> [Passage to read]
►

It isn’t uncommon to see Baltimore County Public School district students walking around with laptops in their arms. The 25th largest public school system in the U.S. has embraced technology, thanks to a $200 million deal for HP laptops that was struck in 2014. But is there a need for such deals? How much better do children learn with laptops?
This is what Natasha Singer and Danielle Ivory asked in a recent piece for the New York Times. HP is now promoting the school district as a model for other up-and-coming districts that could supposedly use its technology. But it’s what goes on behind the scenes that has some people concerned.
“Tech companies have not gone as far as drug companies, which have regularly paid doctors to give speeches,” Singer and Ivory write. “But industry practices, like flying school officials to speak at events and taking school leaders to steak and sushi restaurants, merit examination, some experts say.”
Digital Promise chief executive Karen Cator says it’s important for schools and the tech industry to work closely together. However, she vouches for transparency along the way.
“We want a healthy, void-of-conflict-of-interest relationship between people who create products for education and their customers,” she told the New York Times. “The reason is so that companies can create the best possible products to meet the needs of schools.”
So where do public school districts draw the line when it comes to offers from tech giants? Furthermore, what do parents have to say about the businesses courting their kids’ schools?

◄

Document understanding data:
►

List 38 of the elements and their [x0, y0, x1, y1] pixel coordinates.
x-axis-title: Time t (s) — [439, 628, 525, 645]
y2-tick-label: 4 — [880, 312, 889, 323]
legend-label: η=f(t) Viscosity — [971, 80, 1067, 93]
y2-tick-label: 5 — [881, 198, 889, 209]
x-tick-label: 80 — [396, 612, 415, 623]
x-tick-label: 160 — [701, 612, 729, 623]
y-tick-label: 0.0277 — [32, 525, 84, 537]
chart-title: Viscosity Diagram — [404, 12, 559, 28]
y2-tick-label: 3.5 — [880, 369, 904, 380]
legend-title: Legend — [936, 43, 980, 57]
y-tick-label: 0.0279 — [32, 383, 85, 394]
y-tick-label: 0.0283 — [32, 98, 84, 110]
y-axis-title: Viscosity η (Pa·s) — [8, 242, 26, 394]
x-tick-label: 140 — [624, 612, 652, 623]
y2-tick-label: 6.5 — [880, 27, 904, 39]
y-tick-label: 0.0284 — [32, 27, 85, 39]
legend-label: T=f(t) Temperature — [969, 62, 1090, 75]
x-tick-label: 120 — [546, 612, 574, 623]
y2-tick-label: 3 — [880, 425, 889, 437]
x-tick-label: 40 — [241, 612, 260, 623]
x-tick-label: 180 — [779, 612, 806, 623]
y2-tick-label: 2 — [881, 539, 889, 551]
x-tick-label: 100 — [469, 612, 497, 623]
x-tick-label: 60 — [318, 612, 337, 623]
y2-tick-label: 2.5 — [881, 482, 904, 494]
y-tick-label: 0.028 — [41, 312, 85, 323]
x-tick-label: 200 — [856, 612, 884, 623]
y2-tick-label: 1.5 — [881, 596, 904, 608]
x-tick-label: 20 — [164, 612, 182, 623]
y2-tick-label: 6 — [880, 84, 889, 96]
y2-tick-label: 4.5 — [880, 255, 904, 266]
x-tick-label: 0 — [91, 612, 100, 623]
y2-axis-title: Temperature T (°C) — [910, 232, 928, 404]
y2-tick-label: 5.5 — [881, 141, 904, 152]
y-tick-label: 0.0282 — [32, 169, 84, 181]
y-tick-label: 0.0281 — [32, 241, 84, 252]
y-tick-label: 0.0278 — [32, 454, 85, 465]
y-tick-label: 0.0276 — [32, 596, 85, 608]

◄

> [Aim of the task] In the text on Baltimore County school laptops, what was the value of the HP laptop deal, and in what year was it made?

> [Output for this task] $200 million, in 2014.